* PROBLEM DESCRIPTION *
Exact reproduction is required for all entries.

(Dataset items)
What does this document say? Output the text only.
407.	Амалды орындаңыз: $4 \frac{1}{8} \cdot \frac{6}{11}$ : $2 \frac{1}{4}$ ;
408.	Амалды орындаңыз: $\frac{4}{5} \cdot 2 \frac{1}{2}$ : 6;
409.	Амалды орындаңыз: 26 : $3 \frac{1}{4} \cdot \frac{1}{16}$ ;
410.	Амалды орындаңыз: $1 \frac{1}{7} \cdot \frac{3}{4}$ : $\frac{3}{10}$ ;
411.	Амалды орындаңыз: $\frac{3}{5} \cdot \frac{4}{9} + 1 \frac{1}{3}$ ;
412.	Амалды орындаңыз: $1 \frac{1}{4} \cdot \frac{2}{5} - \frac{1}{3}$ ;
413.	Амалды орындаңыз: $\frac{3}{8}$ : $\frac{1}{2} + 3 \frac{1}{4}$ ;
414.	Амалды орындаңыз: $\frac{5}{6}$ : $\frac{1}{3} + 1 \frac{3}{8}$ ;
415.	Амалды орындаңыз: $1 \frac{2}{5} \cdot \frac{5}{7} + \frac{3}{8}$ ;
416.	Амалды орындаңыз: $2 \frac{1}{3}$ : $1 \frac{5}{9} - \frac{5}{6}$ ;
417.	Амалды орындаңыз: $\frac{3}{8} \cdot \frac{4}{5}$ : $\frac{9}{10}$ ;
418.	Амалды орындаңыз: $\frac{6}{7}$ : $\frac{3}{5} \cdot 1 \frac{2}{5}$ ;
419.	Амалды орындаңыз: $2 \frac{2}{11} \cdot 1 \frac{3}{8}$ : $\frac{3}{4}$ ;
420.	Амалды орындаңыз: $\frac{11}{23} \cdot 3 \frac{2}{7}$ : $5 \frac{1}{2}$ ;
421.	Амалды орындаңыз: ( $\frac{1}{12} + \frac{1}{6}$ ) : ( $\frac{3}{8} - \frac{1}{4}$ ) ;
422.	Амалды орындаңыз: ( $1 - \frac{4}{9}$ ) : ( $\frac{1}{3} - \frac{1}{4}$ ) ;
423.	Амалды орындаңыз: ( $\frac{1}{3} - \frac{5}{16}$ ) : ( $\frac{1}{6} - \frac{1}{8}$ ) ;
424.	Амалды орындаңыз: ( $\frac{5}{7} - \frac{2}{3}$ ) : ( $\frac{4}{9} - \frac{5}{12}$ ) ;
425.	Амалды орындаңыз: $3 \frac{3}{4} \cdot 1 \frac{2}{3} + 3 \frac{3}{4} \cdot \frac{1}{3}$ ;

* ANSWER IN FULL *
What does this document say? Output the text only.
407.	Амалды орындаңыз: $4 \frac{1}{8} \cdot \frac{6}{11}$ : $2 \frac{1}{4}$ ;
408.	Амалды орындаңыз: $\frac{4}{5} \cdot 2 \frac{1}{2}$ : 6;
409.	Амалды орындаңыз: 26 : $3 \frac{1}{4} \cdot \frac{1}{16}$ ;
410.	Амалды орындаңыз: $1 \frac{1}{7} \cdot \frac{3}{4}$ : $\frac{3}{10}$ ;
411.	Амалды орындаңыз: $\frac{3}{5} \cdot \frac{4}{9} + 1 \frac{1}{3}$ ;
412.	Амалды орындаңыз: $1 \frac{1}{4} \cdot \frac{2}{5} - \frac{1}{3}$ ;
413.	Амалды орындаңыз: $\frac{3}{8}$ : $\frac{1}{2} + 3 \frac{1}{4}$ ;
414.	Амалды орындаңыз: $\frac{5}{6}$ : $\frac{1}{3} + 1 \frac{3}{8}$ ;
415.	Амалды орындаңыз: $1 \frac{2}{5} \cdot \frac{5}{7} + \frac{3}{8}$ ;
416.	Амалды орындаңыз: $2 \frac{1}{3}$ : $1 \frac{5}{9} - \frac{5}{6}$ ;
417.	Амалды орындаңыз: $\frac{3}{8} \cdot \frac{4}{5}$ : $\frac{9}{10}$ ;
418.	Амалды орындаңыз: $\frac{6}{7}$ : $\frac{3}{5} \cdot 1 \frac{2}{5}$ ;
419.	Амалды орындаңыз: $2 \frac{2}{11} \cdot 1 \frac{3}{8}$ : $\frac{3}{4}$ ;
420.	Амалды орындаңыз: $\frac{11}{23} \cdot 3 \frac{2}{7}$ : $5 \frac{1}{2}$ ;
421.	Амалды орындаңыз: ( $\frac{1}{12} + \frac{1}{6}$ ) : ( $\frac{3}{8} - \frac{1}{4}$ ) ;
422.	Амалды орындаңыз: ( $1 - \frac{4}{9}$ ) : ( $\frac{1}{3} - \frac{1}{4}$ ) ;
423.	Амалды орындаңыз: ( $\frac{1}{3} - \frac{5}{16}$ ) : ( $\frac{1}{6} - \frac{1}{8}$ ) ;
424.	Амалды орындаңыз: ( $\frac{5}{7} - \frac{2}{3}$ ) : ( $\frac{4}{9} - \frac{5}{12}$ ) ;
425.	Амалды орындаңыз: $3 \frac{3}{4} \cdot 1 \frac{2}{3} + 3 \frac{3}{4} \cdot \frac{1}{3}$ ;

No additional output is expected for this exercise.